--- Begin ---

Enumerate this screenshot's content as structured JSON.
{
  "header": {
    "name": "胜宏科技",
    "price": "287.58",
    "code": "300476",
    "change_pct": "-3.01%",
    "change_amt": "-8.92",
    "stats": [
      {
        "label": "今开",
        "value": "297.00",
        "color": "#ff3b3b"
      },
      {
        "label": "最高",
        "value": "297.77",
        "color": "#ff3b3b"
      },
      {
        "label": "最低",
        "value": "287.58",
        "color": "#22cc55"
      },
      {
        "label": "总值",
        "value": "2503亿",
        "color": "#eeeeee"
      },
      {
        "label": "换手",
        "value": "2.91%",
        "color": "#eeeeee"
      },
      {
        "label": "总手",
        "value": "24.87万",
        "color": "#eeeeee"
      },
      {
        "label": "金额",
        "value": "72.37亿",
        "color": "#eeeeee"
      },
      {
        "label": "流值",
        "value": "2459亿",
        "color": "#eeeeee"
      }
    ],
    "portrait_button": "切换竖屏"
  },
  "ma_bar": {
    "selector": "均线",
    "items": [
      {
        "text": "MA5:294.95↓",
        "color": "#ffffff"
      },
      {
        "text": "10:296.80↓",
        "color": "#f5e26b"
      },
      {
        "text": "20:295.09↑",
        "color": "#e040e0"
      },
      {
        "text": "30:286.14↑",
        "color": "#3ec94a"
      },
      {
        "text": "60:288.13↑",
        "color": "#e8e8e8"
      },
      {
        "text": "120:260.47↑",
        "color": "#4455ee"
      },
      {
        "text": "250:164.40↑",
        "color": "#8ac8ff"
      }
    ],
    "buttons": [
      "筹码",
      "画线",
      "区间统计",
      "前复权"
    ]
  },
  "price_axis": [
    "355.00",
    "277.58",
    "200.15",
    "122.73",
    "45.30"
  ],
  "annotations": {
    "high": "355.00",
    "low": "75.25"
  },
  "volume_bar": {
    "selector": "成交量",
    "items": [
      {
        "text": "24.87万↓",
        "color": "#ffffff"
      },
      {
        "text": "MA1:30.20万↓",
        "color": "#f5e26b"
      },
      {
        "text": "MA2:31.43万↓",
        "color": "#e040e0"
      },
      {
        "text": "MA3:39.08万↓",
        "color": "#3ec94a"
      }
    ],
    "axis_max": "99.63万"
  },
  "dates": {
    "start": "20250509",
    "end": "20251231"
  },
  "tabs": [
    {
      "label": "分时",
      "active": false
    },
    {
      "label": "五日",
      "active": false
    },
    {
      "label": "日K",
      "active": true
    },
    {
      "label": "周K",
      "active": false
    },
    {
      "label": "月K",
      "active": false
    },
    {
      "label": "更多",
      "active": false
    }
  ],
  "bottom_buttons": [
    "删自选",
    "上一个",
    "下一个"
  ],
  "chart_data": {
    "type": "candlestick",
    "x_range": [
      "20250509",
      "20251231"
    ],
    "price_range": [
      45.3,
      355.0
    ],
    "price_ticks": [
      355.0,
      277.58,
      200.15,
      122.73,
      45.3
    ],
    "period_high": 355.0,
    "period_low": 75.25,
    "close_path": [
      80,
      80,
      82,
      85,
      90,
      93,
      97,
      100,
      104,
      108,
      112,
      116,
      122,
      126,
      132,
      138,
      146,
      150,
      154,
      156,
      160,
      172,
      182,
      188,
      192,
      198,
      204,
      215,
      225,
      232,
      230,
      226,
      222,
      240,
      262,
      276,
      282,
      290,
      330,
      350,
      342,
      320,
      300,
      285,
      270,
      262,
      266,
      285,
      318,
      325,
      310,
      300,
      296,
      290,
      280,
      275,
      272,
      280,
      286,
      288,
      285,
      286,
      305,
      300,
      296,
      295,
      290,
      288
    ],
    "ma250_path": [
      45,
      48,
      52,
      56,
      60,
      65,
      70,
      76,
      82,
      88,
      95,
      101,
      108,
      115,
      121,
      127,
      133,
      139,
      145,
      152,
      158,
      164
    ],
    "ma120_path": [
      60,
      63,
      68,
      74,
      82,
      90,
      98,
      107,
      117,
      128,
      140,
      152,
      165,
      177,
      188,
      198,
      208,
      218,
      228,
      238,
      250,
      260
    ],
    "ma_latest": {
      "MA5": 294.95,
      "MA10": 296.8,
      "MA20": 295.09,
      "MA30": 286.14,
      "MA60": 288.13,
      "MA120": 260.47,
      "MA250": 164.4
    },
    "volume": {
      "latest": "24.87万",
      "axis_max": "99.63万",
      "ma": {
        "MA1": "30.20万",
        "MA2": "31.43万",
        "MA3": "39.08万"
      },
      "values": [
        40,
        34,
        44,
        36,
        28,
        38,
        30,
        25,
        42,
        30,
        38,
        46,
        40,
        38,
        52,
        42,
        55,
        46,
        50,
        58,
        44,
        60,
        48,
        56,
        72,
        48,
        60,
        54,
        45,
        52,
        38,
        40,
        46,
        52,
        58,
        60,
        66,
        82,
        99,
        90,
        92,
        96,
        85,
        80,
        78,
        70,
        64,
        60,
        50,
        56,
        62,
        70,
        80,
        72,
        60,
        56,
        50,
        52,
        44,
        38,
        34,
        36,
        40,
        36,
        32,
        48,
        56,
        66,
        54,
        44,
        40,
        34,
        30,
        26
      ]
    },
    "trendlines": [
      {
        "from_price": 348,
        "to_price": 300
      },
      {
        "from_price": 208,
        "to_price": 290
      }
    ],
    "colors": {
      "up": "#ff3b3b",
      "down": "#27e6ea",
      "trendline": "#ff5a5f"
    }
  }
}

--- End ---

■ **Objective**
Repeat the material above in full, quoting it exactly.

■ **Expected answer**
Enumerate this screenshot's content as structured JSON.
{
  "header": {
    "name": "胜宏科技",
    "price": "287.58",
    "code": "300476",
    "change_pct": "-3.01%",
    "change_amt": "-8.92",
    "stats": [
      {
        "label": "今开",
        "value": "297.00",
        "color": "#ff3b3b"
      },
      {
        "label": "最高",
        "value": "297.77",
        "color": "#ff3b3b"
      },
      {
        "label": "最低",
        "value": "287.58",
        "color": "#22cc55"
      },
      {
        "label": "总值",
        "value": "2503亿",
        "color": "#eeeeee"
      },
      {
        "label": "换手",
        "value": "2.91%",
        "color": "#eeeeee"
      },
      {
        "label": "总手",
        "value": "24.87万",
        "color": "#eeeeee"
      },
      {
        "label": "金额",
        "value": "72.37亿",
        "color": "#eeeeee"
      },
      {
        "label": "流值",
        "value": "2459亿",
        "color": "#eeeeee"
      }
    ],
    "portrait_button": "切换竖屏"
  },
  "ma_bar": {
    "selector": "均线",
    "items": [
      {
        "text": "MA5:294.95↓",
        "color": "#ffffff"
      },
      {
        "text": "10:296.80↓",
        "color": "#f5e26b"
      },
      {
        "text": "20:295.09↑",
        "color": "#e040e0"
      },
      {
        "text": "30:286.14↑",
        "color": "#3ec94a"
      },
      {
        "text": "60:288.13↑",
        "color": "#e8e8e8"
      },
      {
        "text": "120:260.47↑",
        "color": "#4455ee"
      },
      {
        "text": "250:164.40↑",
        "color": "#8ac8ff"
      }
    ],
    "buttons": [
      "筹码",
      "画线",
      "区间统计",
      "前复权"
    ]
  },
  "price_axis": [
    "355.00",
    "277.58",
    "200.15",
    "122.73",
    "45.30"
  ],
  "annotations": {
    "high": "355.00",
    "low": "75.25"
  },
  "volume_bar": {
    "selector": "成交量",
    "items": [
      {
        "text": "24.87万↓",
        "color": "#ffffff"
      },
      {
        "text": "MA1:30.20万↓",
        "color": "#f5e26b"
      },
      {
        "text": "MA2:31.43万↓",
        "color": "#e040e0"
      },
      {
        "text": "MA3:39.08万↓",
        "color": "#3ec94a"
      }
    ],
    "axis_max": "99.63万"
  },
  "dates": {
    "start": "20250509",
    "end": "20251231"
  },
  "tabs": [
    {
      "label": "分时",
      "active": false
    },
    {
      "label": "五日",
      "active": false
    },
    {
      "label": "日K",
      "active": true
    },
    {
      "label": "周K",
      "active": false
    },
    {
      "label": "月K",
      "active": false
    },
    {
      "label": "更多",
      "active": false
    }
  ],
  "bottom_buttons": [
    "删自选",
    "上一个",
    "下一个"
  ],
  "chart_data": {
    "type": "candlestick",
    "x_range": [
      "20250509",
      "20251231"
    ],
    "price_range": [
      45.3,
      355.0
    ],
    "price_ticks": [
      355.0,
      277.58,
      200.15,
      122.73,
      45.3
    ],
    "period_high": 355.0,
    "period_low": 75.25,
    "close_path": [
      80,
      80,
      82,
      85,
      90,
      93,
      97,
      100,
      104,
      108,
      112,
      116,
      122,
      126,
      132,
      138,
      146,
      150,
      154,
      156,
      160,
      172,
      182,
      188,
      192,
      198,
      204,
      215,
      225,
      232,
      230,
      226,
      222,
      240,
      262,
      276,
      282,
      290,
      330,
      350,
      342,
      320,
      300,
      285,
      270,
      262,
      266,
      285,
      318,
      325,
      310,
      300,
      296,
      290,
      280,
      275,
      272,
      280,
      286,
      288,
      285,
      286,
      305,
      300,
      296,
      295,
      290,
      288
    ],
    "ma250_path": [
      45,
      48,
      52,
      56,
      60,
      65,
      70,
      76,
      82,
      88,
      95,
      101,
      108,
      115,
      121,
      127,
      133,
      139,
      145,
      152,
      158,
      164
    ],
    "ma120_path": [
      60,
      63,
      68,
      74,
      82,
      90,
      98,
      107,
      117,
      128,
      140,
      152,
      165,
      177,
      188,
      198,
      208,
      218,
      228,
      238,
      250,
      260
    ],
    "ma_latest": {
      "MA5": 294.95,
      "MA10": 296.8,
      "MA20": 295.09,
      "MA30": 286.14,
      "MA60": 288.13,
      "MA120": 260.47,
      "MA250": 164.4
    },
    "volume": {
      "latest": "24.87万",
      "axis_max": "99.63万",
      "ma": {
        "MA1": "30.20万",
        "MA2": "31.43万",
        "MA3": "39.08万"
      },
      "values": [
        40,
        34,
        44,
        36,
        28,
        38,
        30,
        25,
        42,
        30,
        38,
        46,
        40,
        38,
        52,
        42,
        55,
        46,
        50,
        58,
        44,
        60,
        48,
        56,
        72,
        48,
        60,
        54,
        45,
        52,
        38,
        40,
        46,
        52,
        58,
        60,
        66,
        82,
        99,
        90,
        92,
        96,
        85,
        80,
        78,
        70,
        64,
        60,
        50,
        56,
        62,
        70,
        80,
        72,
        60,
        56,
        50,
        52,
        44,
        38,
        34,
        36,
        40,
        36,
        32,
        48,
        56,
        66,
        54,
        44,
        40,
        34,
        30,
        26
      ]
    },
    "trendlines": [
      {
        "from_price": 348,
        "to_price": 300
      },
      {
        "from_price": 208,
        "to_price": 290
      }
    ],
    "colors": {
      "up": "#ff3b3b",
      "down": "#27e6ea",
      "trendline": "#ff5a5f"
    }
  }
}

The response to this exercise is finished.